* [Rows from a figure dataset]
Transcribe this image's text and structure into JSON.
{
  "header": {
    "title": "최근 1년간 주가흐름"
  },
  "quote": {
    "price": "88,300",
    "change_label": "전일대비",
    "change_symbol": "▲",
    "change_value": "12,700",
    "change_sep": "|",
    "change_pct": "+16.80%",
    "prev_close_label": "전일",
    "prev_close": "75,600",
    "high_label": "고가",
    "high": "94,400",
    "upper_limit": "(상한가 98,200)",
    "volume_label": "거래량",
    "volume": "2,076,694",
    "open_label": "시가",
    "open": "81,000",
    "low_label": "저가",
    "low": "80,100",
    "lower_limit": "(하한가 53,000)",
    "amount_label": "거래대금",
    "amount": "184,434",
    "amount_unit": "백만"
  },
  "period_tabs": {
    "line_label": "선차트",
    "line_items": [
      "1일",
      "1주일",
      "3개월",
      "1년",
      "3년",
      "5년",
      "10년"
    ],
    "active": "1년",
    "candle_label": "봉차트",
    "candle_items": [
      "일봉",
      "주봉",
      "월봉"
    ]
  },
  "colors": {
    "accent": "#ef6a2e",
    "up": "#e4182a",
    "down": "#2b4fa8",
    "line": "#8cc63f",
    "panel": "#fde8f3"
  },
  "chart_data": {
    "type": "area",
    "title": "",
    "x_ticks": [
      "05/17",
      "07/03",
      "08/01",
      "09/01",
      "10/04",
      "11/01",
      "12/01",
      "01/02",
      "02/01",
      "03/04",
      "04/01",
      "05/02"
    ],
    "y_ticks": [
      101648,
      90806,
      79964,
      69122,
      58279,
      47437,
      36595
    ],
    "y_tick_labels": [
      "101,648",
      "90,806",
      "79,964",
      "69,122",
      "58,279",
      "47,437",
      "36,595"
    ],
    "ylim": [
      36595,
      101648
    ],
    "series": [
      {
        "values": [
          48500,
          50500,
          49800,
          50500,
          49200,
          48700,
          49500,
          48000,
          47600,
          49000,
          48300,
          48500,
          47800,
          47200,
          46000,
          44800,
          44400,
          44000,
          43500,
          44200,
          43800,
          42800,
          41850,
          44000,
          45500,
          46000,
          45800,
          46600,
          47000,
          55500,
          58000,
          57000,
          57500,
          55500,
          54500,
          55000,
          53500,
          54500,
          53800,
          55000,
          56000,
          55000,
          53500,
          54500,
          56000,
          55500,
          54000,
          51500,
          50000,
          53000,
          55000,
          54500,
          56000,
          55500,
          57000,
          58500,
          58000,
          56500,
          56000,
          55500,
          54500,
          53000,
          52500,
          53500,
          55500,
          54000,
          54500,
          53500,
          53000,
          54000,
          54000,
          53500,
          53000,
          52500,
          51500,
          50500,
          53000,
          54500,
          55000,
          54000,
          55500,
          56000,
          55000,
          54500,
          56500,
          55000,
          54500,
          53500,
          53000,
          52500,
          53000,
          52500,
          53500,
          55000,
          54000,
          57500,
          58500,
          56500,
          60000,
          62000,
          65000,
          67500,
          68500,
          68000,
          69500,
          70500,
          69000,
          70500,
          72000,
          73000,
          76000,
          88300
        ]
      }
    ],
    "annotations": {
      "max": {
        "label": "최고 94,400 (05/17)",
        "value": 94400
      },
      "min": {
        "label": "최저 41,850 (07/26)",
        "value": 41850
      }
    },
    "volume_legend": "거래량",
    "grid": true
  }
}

* [AIM OF THE TASK] Go through the material above line by line and copy it exactly.

* [PROBLEM SOLUTION]
Transcribe this image's text and structure into JSON.
{
  "header": {
    "title": "최근 1년간 주가흐름"
  },
  "quote": {
    "price": "88,300",
    "change_label": "전일대비",
    "change_symbol": "▲",
    "change_value": "12,700",
    "change_sep": "|",
    "change_pct": "+16.80%",
    "prev_close_label": "전일",
    "prev_close": "75,600",
    "high_label": "고가",
    "high": "94,400",
    "upper_limit": "(상한가 98,200)",
    "volume_label": "거래량",
    "volume": "2,076,694",
    "open_label": "시가",
    "open": "81,000",
    "low_label": "저가",
    "low": "80,100",
    "lower_limit": "(하한가 53,000)",
    "amount_label": "거래대금",
    "amount": "184,434",
    "amount_unit": "백만"
  },
  "period_tabs": {
    "line_label": "선차트",
    "line_items": [
      "1일",
      "1주일",
      "3개월",
      "1년",
      "3년",
      "5년",
      "10년"
    ],
    "active": "1년",
    "candle_label": "봉차트",
    "candle_items": [
      "일봉",
      "주봉",
      "월봉"
    ]
  },
  "colors": {
    "accent": "#ef6a2e",
    "up": "#e4182a",
    "down": "#2b4fa8",
    "line": "#8cc63f",
    "panel": "#fde8f3"
  },
  "chart_data": {
    "type": "area",
    "title": "",
    "x_ticks": [
      "05/17",
      "07/03",
      "08/01",
      "09/01",
      "10/04",
      "11/01",
      "12/01",
      "01/02",
      "02/01",
      "03/04",
      "04/01",
      "05/02"
    ],
    "y_ticks": [
      101648,
      90806,
      79964,
      69122,
      58279,
      47437,
      36595
    ],
    "y_tick_labels": [
      "101,648",
      "90,806",
      "79,964",
      "69,122",
      "58,279",
      "47,437",
      "36,595"
    ],
    "ylim": [
      36595,
      101648
    ],
    "series": [
      {
        "values": [
          48500,
          50500,
          49800,
          50500,
          49200,
          48700,
          49500,
          48000,
          47600,
          49000,
          48300,
          48500,
          47800,
          47200,
          46000,
          44800,
          44400,
          44000,
          43500,
          44200,
          43800,
          42800,
          41850,
          44000,
          45500,
          46000,
          45800,
          46600,
          47000,
          55500,
          58000,
          57000,
          57500,
          55500,
          54500,
          55000,
          53500,
          54500,
          53800,
          55000,
          56000,
          55000,
          53500,
          54500,
          56000,
          55500,
          54000,
          51500,
          50000,
          53000,
          55000,
          54500,
          56000,
          55500,
          57000,
          58500,
          58000,
          56500,
          56000,
          55500,
          54500,
          53000,
          52500,
          53500,
          55500,
          54000,
          54500,
          53500,
          53000,
          54000,
          54000,
          53500,
          53000,
          52500,
          51500,
          50500,
          53000,
          54500,
          55000,
          54000,
          55500,
          56000,
          55000,
          54500,
          56500,
          55000,
          54500,
          53500,
          53000,
          52500,
          53000,
          52500,
          53500,
          55000,
          54000,
          57500,
          58500,
          56500,
          60000,
          62000,
          65000,
          67500,
          68500,
          68000,
          69500,
          70500,
          69000,
          70500,
          72000,
          73000,
          76000,
          88300
        ]
      }
    ],
    "annotations": {
      "max": {
        "label": "최고 94,400 (05/17)",
        "value": 94400
      },
      "min": {
        "label": "최저 41,850 (07/26)",
        "value": 41850
      }
    },
    "volume_legend": "거래량",
    "grid": true
  }
}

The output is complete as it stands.